Select the lines that contain "JSON" and copy each of them.

# [Dataset items]
_ _ _

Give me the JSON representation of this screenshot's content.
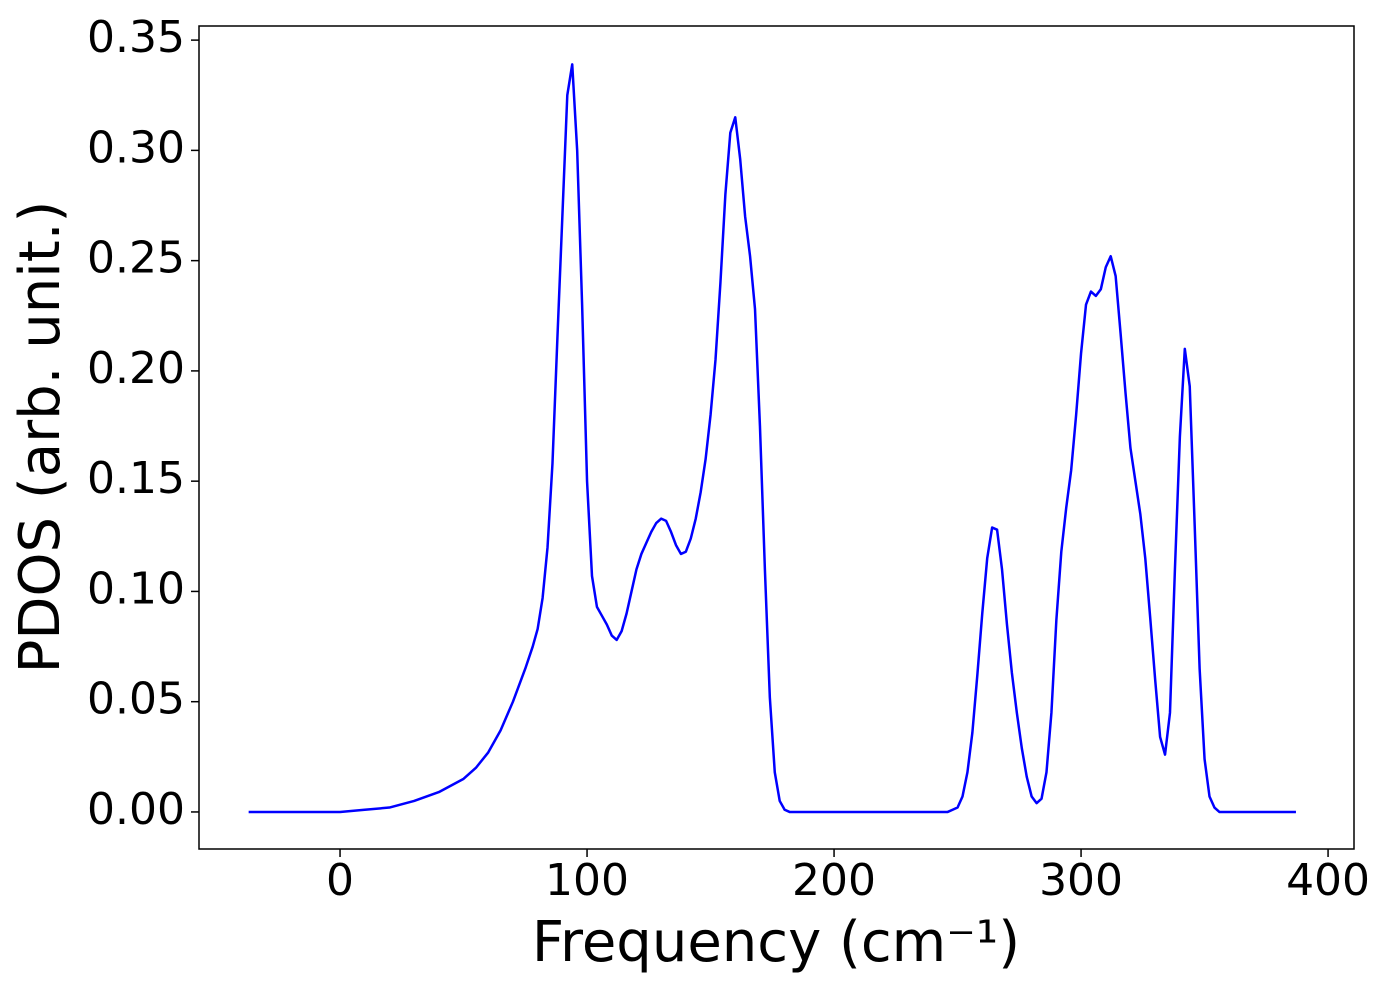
{
  "chart_data": {
    "type": "line",
    "xlabel": "Frequency (cm⁻¹)",
    "ylabel": "PDOS (arb. unit.)",
    "color": "#0000ff",
    "x": [
      -37,
      -20,
      0,
      10,
      20,
      30,
      40,
      50,
      55,
      60,
      65,
      70,
      75,
      78,
      80,
      82,
      84,
      86,
      88,
      90,
      92,
      94,
      96,
      98,
      100,
      102,
      104,
      106,
      108,
      110,
      112,
      114,
      116,
      118,
      120,
      122,
      124,
      126,
      128,
      130,
      132,
      134,
      136,
      138,
      140,
      142,
      144,
      146,
      148,
      150,
      152,
      154,
      156,
      158,
      160,
      162,
      164,
      166,
      168,
      170,
      172,
      174,
      176,
      178,
      180,
      182,
      200,
      220,
      240,
      246,
      248,
      250,
      252,
      254,
      256,
      258,
      260,
      262,
      264,
      266,
      268,
      270,
      272,
      274,
      276,
      278,
      280,
      282,
      284,
      286,
      288,
      290,
      292,
      294,
      296,
      298,
      300,
      302,
      304,
      306,
      308,
      310,
      312,
      314,
      316,
      318,
      320,
      322,
      324,
      326,
      328,
      330,
      332,
      334,
      336,
      338,
      340,
      342,
      344,
      346,
      348,
      350,
      352,
      354,
      356,
      370,
      387
    ],
    "values": [
      0,
      0,
      0,
      0.001,
      0.002,
      0.005,
      0.009,
      0.015,
      0.02,
      0.027,
      0.037,
      0.05,
      0.065,
      0.075,
      0.083,
      0.097,
      0.12,
      0.158,
      0.215,
      0.27,
      0.325,
      0.339,
      0.3,
      0.23,
      0.15,
      0.107,
      0.093,
      0.089,
      0.085,
      0.08,
      0.078,
      0.082,
      0.09,
      0.1,
      0.11,
      0.117,
      0.122,
      0.127,
      0.131,
      0.133,
      0.132,
      0.127,
      0.121,
      0.117,
      0.118,
      0.124,
      0.133,
      0.145,
      0.16,
      0.18,
      0.205,
      0.24,
      0.28,
      0.308,
      0.315,
      0.296,
      0.27,
      0.252,
      0.228,
      0.175,
      0.11,
      0.052,
      0.018,
      0.005,
      0.001,
      0,
      0,
      0,
      0,
      0,
      0.001,
      0.002,
      0.007,
      0.018,
      0.036,
      0.062,
      0.09,
      0.115,
      0.129,
      0.128,
      0.11,
      0.085,
      0.063,
      0.045,
      0.029,
      0.016,
      0.007,
      0.004,
      0.006,
      0.018,
      0.045,
      0.087,
      0.118,
      0.138,
      0.155,
      0.18,
      0.208,
      0.23,
      0.236,
      0.234,
      0.237,
      0.247,
      0.252,
      0.243,
      0.217,
      0.19,
      0.165,
      0.15,
      0.135,
      0.115,
      0.088,
      0.06,
      0.034,
      0.026,
      0.045,
      0.11,
      0.17,
      0.21,
      0.193,
      0.13,
      0.065,
      0.024,
      0.007,
      0.002,
      0,
      0,
      0
    ],
    "xlim": [
      -57.1,
      410.5
    ],
    "xticks": [
      0,
      100,
      200,
      300,
      400
    ],
    "ylim": [
      -0.0168,
      0.3564
    ],
    "yticks": [
      {
        "value": 0,
        "label": "0.00"
      },
      0.05,
      {
        "value": 0.1,
        "label": "0.10"
      },
      0.15,
      {
        "value": 0.2,
        "label": "0.20"
      },
      0.25,
      {
        "value": 0.3,
        "label": "0.30"
      },
      0.35
    ],
    "grid": false
  }
}
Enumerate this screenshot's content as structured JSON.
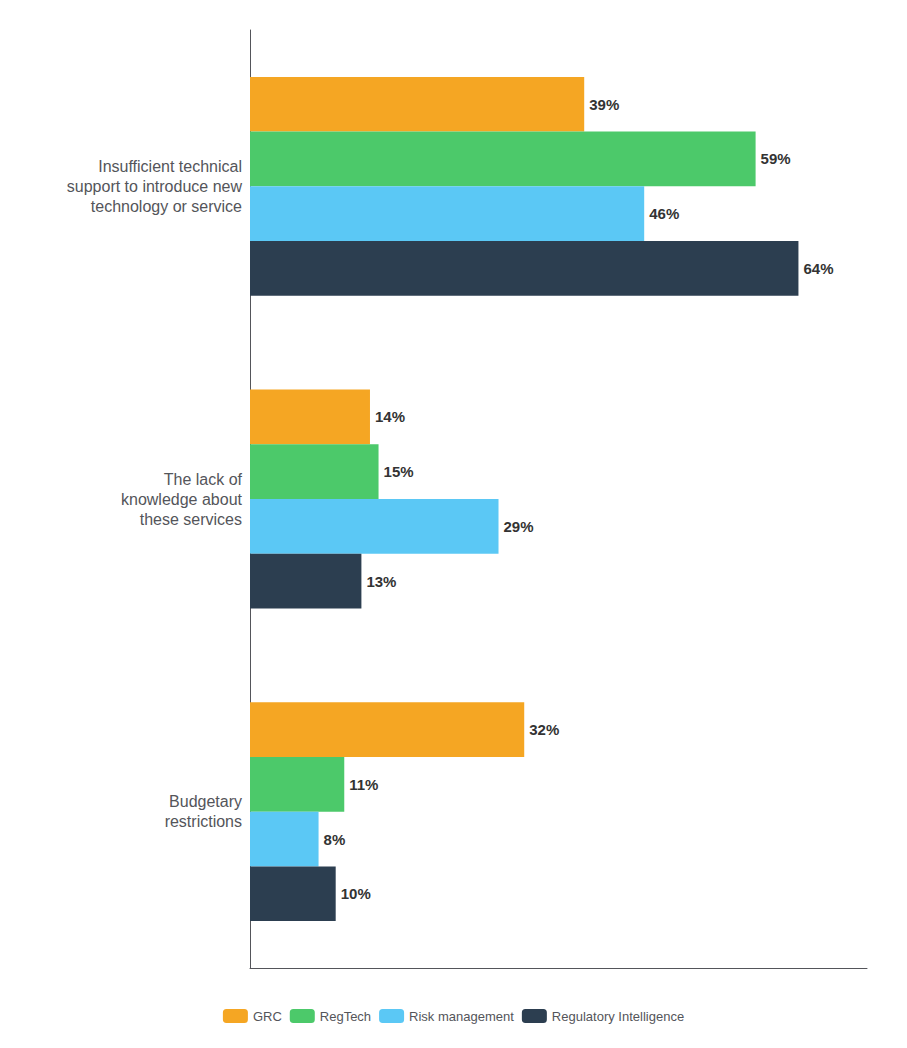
{
  "chart_data": {
    "type": "bar",
    "orientation": "horizontal",
    "categories": [
      "Insufficient technical\nsupport to introduce new\ntechnology or service",
      "The lack of\nknowledge about\nthese services",
      "Budgetary\nrestrictions"
    ],
    "series": [
      {
        "name": "GRC",
        "color": "#F5A623",
        "values": [
          39,
          14,
          32
        ],
        "value_labels": [
          "39%",
          "14%",
          "32%"
        ]
      },
      {
        "name": "RegTech",
        "color": "#4CC96A",
        "values": [
          59,
          15,
          11
        ],
        "value_labels": [
          "59%",
          "15%",
          "11%"
        ]
      },
      {
        "name": "Risk management",
        "color": "#5BC8F5",
        "values": [
          46,
          29,
          8
        ],
        "value_labels": [
          "46%",
          "29%",
          "8%"
        ]
      },
      {
        "name": "Regulatory Intelligence",
        "color": "#2C3E50",
        "values": [
          64,
          13,
          10
        ],
        "value_labels": [
          "64%",
          "13%",
          "10%"
        ]
      }
    ],
    "xlim": [
      0,
      72
    ],
    "data_labels": true,
    "tick_labels": "y",
    "grid": false,
    "legend": "bottom"
  }
}
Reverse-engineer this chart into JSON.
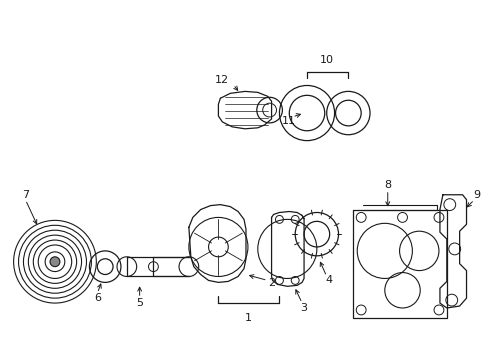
{
  "bg_color": "#ffffff",
  "line_color": "#1a1a1a",
  "fig_width": 4.89,
  "fig_height": 3.6,
  "dpi": 100
}
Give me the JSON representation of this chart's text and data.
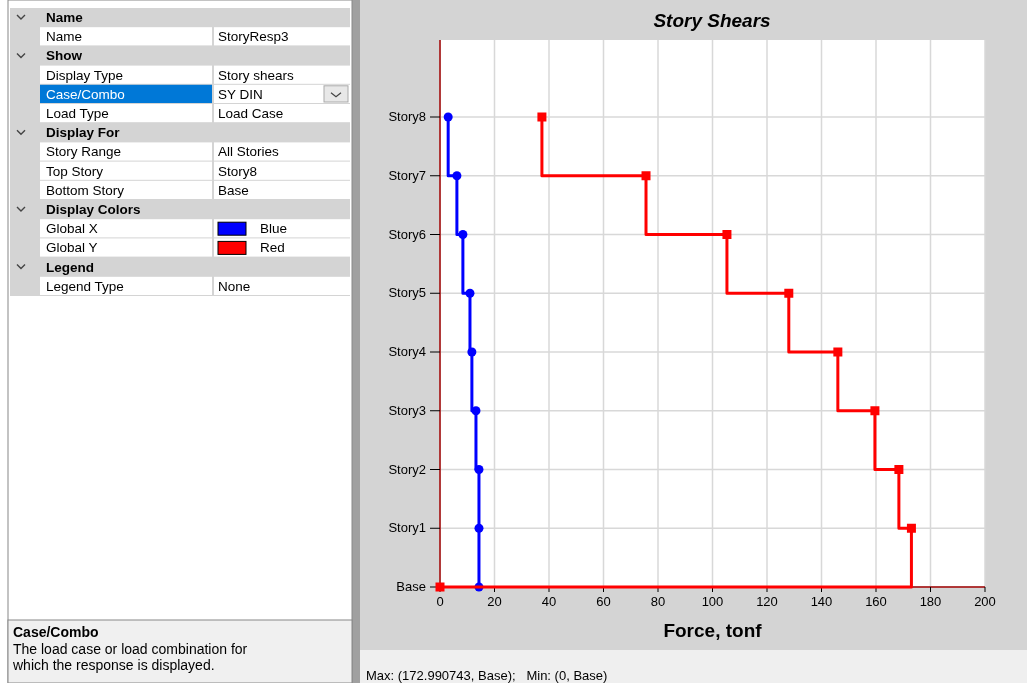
{
  "chart_data": [
    {
      "type": "step",
      "orientation": "horizontal",
      "title": "Story Shears",
      "xlabel": "Force, tonf",
      "categories": [
        "Story8",
        "Story7",
        "Story6",
        "Story5",
        "Story4",
        "Story3",
        "Story2",
        "Story1",
        "Base"
      ],
      "xlim": [
        0,
        200
      ],
      "xticks": [
        0,
        20,
        40,
        60,
        80,
        100,
        120,
        140,
        160,
        180,
        200
      ],
      "grid": true,
      "series": [
        {
          "color": "#0000ff",
          "marker": "circle",
          "values": [
            3,
            6.2,
            8.4,
            11,
            11.7,
            13.2,
            14.3,
            14.3,
            14.3
          ]
        },
        {
          "color": "#ff0000",
          "marker": "square",
          "values": [
            37.4,
            75.6,
            105.3,
            128,
            146,
            159.6,
            168.4,
            173,
            0
          ]
        }
      ],
      "annotations": [
        "Max: (172.990743, Base);   Min: (0, Base)"
      ]
    },
    {
      "type": "other",
      "categories": [
        "Name",
        "Name",
        "Show",
        "Display Type",
        "Case/Combo",
        "Load Type",
        "Display For",
        "Story Range",
        "Top Story",
        "Bottom Story",
        "Display Colors",
        "Global X",
        "Global Y",
        "Legend",
        "Legend Type"
      ],
      "cell_labels": [
        [
          null
        ],
        [
          "StoryResp3"
        ],
        [
          null
        ],
        [
          "Story shears"
        ],
        [
          "SY DIN"
        ],
        [
          "Load Case"
        ],
        [
          null
        ],
        [
          "All Stories"
        ],
        [
          "Story8"
        ],
        [
          "Base"
        ],
        [
          null
        ],
        [
          "Blue"
        ],
        [
          "Red"
        ],
        [
          null
        ],
        [
          "None"
        ]
      ],
      "annotations": [
        "Case/Combo",
        "The load case or load combination for which the response is displayed."
      ]
    }
  ]
}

_ _ _

# [Full solution]
Give me the JSON representation of this screenshot's content.
Enumerate this screenshot's content as structured JSON.
Reverse-engineer this chart into JSON.
Give me the JSON representation of this chart's text and data.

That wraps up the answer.